**PASSAGE SHOWN**.
For this part, I found out I was trying to fix the permissions while my task was running in a public subnet with instructions for private subnet. (I wrote this without understanding that this is not what I exactly wanted. I wanted instructions for private subnet with egress, not public subnet.)

Okay we switched from public to private subnet, cause our load balancer is in public anyway

To do that, I did this:


		this.loadBalancedFargateService = new ecsPatterns.ApplicationLoadBalancedFargateService(this, `${id}-service`, {
	cluster: this.cluster,
	memoryLimitMiB: 2048,
	desiredCount: 1,
	cpu: 512,
	taskImageOptions: {
	image: ecs.ContainerImage.fromEcrRepository(props.repository, "latest"),
	containerPort: 80,
	taskRole: props.taskExecutionRole,
	executionRole: props.taskExecutionRole,
},
	// commented out the public subnets
	// taskSubnets: {
	//     subnets: this.vpc.publicSubnets,    // },    // assignPublicIp: true,    loadBalancerName: `${id}-lb`,
		publicLoadBalancer: true
	});

Problem 3: Docker and Fargate

  • Problem: How can the app in Docker be accessed from the internet.
  • Solution: Open and listen to a port above a certain range outside the privileged ports. Tell the ECS Task that container port was in that port.

**TO DO**.
A - According to the Fargate notes, why did the author move the task from a public subnet to a private subnet? Answer in one to three sentences.
B - Check each statement against the Fargate notes. Answer yes or no, and quote the words from the notes that decide it.
(i) The service is configured with a memory limit of 2048 MiB.
(ii) The load balancer is set up as private.
(iii) The author wanted instructions for a public subnet.
C - Continue the Fargate notes from the last sentence shown.
The rows that follow are not needed for any of these tasks.

**DATA SHOWN**.
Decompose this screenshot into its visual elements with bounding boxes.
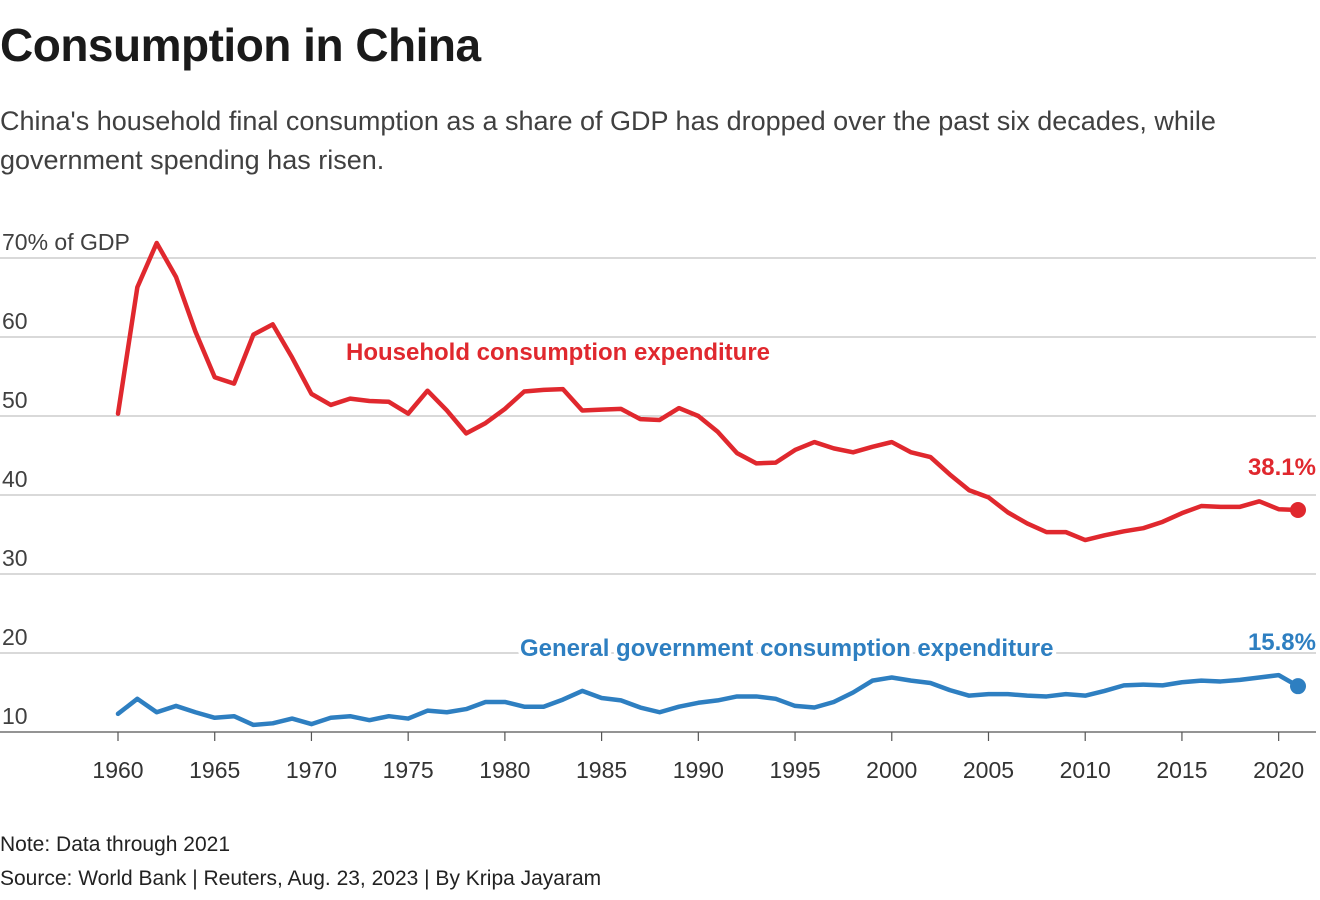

--

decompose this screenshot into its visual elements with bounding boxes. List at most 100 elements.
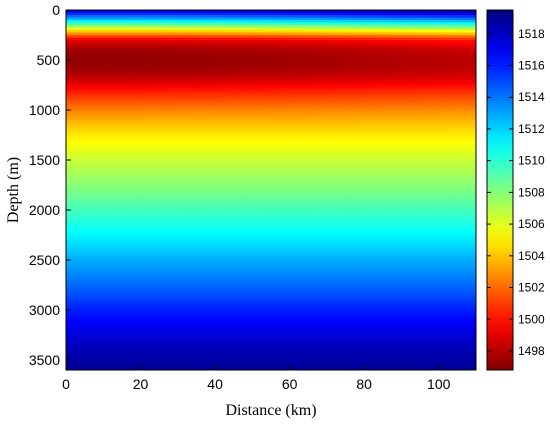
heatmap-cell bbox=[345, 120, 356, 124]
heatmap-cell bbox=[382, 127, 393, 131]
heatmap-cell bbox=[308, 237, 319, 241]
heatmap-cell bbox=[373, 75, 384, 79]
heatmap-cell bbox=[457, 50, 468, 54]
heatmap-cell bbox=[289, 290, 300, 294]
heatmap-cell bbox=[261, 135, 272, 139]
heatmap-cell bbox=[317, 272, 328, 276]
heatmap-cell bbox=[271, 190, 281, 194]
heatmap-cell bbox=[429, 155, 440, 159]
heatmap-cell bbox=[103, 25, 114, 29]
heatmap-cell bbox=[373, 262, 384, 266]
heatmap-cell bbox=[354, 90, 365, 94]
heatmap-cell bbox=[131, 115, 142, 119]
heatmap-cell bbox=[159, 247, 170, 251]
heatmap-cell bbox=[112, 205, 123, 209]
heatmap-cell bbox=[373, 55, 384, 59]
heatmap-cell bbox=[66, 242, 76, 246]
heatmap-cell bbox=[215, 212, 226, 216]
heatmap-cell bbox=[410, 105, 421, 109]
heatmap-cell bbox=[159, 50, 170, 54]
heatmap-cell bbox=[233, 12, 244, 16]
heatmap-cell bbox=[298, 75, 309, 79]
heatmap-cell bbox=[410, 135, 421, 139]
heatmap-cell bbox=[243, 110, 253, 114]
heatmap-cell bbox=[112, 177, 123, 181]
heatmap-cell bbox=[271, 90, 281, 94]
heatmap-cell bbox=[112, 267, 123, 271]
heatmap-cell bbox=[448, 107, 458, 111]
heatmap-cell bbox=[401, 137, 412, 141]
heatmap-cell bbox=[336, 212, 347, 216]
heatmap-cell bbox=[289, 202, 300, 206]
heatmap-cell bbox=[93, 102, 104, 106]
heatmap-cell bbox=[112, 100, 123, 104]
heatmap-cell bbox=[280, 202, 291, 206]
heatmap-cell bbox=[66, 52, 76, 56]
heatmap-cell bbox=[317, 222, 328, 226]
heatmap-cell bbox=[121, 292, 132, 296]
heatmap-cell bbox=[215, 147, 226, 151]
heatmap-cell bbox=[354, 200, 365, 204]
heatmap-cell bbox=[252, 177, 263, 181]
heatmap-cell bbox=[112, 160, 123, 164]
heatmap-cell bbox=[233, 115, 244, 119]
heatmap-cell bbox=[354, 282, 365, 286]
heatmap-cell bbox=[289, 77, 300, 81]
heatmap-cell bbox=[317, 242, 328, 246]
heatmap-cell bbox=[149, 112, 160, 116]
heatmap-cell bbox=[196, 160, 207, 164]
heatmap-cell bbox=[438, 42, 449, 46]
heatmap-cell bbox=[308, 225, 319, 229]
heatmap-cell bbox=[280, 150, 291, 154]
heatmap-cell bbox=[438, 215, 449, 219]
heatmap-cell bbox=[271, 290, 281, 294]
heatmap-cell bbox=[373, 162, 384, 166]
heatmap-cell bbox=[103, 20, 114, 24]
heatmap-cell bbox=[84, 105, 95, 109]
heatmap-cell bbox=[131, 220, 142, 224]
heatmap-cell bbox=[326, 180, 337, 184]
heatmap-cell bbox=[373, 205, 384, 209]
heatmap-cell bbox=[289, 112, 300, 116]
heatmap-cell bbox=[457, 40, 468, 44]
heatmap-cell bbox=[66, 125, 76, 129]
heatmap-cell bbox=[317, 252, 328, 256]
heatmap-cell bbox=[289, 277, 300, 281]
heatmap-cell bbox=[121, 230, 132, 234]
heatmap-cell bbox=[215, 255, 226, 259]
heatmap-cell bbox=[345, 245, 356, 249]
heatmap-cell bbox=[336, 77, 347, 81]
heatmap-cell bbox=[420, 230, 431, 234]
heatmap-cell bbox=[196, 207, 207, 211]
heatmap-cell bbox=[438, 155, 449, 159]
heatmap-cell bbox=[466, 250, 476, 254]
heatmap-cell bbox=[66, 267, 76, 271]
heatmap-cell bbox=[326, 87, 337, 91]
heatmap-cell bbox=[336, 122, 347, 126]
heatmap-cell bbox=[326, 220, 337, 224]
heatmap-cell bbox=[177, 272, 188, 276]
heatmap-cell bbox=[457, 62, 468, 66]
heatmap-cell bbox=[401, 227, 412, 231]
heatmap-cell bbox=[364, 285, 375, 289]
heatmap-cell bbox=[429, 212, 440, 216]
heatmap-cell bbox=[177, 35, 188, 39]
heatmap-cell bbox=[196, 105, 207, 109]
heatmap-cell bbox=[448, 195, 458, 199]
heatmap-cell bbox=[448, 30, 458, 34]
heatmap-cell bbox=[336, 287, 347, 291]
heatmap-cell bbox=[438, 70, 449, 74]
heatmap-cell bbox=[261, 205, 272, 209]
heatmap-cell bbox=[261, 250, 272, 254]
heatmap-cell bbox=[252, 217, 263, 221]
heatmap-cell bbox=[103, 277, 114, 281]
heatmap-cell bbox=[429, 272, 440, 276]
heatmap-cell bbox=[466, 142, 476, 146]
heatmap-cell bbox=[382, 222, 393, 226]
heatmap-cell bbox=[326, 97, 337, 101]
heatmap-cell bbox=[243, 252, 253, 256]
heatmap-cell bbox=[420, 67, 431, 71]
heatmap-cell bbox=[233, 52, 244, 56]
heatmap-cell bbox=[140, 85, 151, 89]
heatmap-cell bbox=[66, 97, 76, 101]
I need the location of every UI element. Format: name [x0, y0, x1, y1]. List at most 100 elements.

--

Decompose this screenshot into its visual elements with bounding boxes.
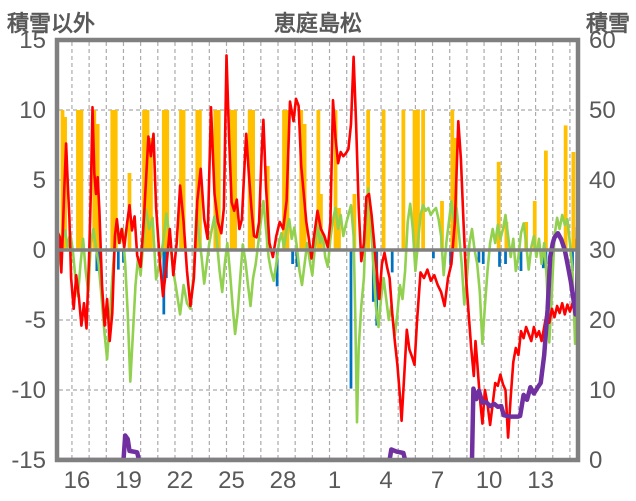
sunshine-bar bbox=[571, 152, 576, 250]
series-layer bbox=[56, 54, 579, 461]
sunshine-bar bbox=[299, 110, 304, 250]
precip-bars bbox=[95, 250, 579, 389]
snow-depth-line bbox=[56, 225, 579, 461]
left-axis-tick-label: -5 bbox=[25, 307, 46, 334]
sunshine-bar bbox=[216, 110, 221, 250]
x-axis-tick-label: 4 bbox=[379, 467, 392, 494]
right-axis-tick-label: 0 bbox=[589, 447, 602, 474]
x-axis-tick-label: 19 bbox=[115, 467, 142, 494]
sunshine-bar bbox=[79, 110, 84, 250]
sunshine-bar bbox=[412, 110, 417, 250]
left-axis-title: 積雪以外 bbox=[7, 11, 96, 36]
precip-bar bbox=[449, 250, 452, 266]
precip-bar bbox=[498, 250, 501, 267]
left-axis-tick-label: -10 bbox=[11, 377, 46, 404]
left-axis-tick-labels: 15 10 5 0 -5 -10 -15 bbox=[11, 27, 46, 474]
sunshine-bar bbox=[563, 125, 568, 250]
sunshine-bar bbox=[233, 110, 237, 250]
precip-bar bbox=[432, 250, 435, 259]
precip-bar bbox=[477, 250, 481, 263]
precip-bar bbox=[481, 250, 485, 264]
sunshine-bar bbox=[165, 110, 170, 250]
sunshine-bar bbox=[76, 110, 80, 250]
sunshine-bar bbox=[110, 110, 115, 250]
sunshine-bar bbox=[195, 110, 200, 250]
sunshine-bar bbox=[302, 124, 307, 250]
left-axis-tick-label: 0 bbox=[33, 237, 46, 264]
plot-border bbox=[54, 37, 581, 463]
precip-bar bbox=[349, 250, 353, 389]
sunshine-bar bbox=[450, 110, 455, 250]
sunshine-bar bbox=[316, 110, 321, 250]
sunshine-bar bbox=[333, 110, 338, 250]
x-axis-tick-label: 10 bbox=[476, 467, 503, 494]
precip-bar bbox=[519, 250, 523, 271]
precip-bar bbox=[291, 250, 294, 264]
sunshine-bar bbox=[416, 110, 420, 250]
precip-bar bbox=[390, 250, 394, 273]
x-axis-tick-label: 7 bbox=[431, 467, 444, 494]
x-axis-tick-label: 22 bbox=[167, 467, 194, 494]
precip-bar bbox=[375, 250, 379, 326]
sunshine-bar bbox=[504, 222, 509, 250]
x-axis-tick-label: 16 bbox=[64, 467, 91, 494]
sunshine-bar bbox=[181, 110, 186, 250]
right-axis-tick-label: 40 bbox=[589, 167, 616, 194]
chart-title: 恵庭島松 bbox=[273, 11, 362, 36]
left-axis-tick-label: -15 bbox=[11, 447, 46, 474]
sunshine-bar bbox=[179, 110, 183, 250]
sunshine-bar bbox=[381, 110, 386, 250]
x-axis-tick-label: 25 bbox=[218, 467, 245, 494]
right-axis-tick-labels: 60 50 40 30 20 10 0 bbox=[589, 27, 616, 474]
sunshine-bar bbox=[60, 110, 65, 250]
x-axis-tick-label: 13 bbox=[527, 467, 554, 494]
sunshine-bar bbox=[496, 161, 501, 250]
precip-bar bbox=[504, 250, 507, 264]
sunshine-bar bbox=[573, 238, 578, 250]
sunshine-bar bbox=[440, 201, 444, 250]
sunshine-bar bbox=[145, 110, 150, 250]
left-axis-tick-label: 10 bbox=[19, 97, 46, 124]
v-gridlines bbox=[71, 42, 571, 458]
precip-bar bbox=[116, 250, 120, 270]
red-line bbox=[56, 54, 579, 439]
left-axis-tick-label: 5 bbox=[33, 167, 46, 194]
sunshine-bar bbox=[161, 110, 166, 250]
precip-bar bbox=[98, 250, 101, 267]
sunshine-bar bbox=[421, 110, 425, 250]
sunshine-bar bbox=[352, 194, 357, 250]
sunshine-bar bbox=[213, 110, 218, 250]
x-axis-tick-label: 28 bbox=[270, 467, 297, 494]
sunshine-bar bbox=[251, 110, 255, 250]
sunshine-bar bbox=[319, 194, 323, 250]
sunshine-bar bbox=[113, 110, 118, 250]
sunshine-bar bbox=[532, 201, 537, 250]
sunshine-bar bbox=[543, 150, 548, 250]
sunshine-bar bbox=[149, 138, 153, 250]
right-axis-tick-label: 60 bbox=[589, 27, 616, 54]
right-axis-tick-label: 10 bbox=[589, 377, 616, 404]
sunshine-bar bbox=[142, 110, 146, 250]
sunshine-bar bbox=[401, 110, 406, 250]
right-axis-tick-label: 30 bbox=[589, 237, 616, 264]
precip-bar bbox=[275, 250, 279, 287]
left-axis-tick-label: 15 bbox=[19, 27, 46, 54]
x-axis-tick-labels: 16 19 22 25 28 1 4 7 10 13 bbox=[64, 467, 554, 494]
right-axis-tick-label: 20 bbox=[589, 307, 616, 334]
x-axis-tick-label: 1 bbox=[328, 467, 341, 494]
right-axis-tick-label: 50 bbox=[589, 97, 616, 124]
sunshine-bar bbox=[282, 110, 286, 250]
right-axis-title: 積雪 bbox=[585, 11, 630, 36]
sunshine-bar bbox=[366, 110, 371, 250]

**ANSWER LIST**.
A - The author moved the task to a private subnet because the load balancer was already in a public subnet. The notes say they switched "cause our load balancer is in public anyway."

B -
(i) Yes: "memoryLimitMiB: 2048,"
(ii) No: "publicLoadBalancer: true"
(iii) No: "I wanted instructions for private subnet with egress, not public subnet."

C -
The Fargate was not able to pull the image from ECR. Now, the task won't run. I get this:

CannotStartContainerError: ResourceInitializationError: failed to create new container runtime task: failed to create shim task: OCI runtime create failed: runc create failed: unable to start container process: exec: "80": executable file not found in $PATH: unknown

Here's what I got from StackOverflow: CannotStartContainerError: ResourceInitializationError: failed to create new container runtime task: failed to create shim: OCI runtime create failed:

I initially have put an entry point somewhere in-between while looking for answers.

this.loadBalancedFargateService = new ecsPatterns.ApplicationLoadBalancedFargateService(this, `${id}-service`, {
	cluster: this.cluster,
	memoryLimitMiB: 2048,
	desiredCount: 1,
	cpu: 512,
	taskImageOptions: {
	image: ecs.ContainerImage.fromEcrRepository(props.repository, "latest"),
	containerPort: 80,
	// commented out this one
	// entryPoint: ["80"],
	taskRole: props.taskExecutionRole,
	executionRole: props.taskExecutionRole,
},
	publicLoadBalancer: true
});

After that, this was the cloudformation log from the tasks being run that are immediately closing:

⨯ Failed to start server
	Error: listen EACCES: permission denied 0.0.0.0:80
	at Server.setupListenHandle [as _listen2] (node:net:1800:21)
	at listenInCluster (node:net:1865:12)
	at doListen (node:net:2014:7)
	at process.processTicksAndRejections (node:internal/process/task_queues:83:21) {
	code: 'EACCES',
	errno: -13,
	syscall: 'listen',
	address: '0.0.0.0',
	port: 80
}

I had an argument in my Dockerfile which overrides the hostname, so I removed it.


	# this was the previous code which has HOSTNAME
	# CMD HOSTNAME="0.0.0.0" node server.js

	# new CMD file
	CMD node server.js

We're so close! We got a new error:


⨯ Failed to start server
Error: listen EACCES: permission denied 172.31.14.242:80
at Server.setupListenHandle [as _listen2] (node:net:1800:21)
at listenInCluster (node:net:1865:12)
at GetAddrInfoReqWrap.doListen [as callback] (node:net:2014:7)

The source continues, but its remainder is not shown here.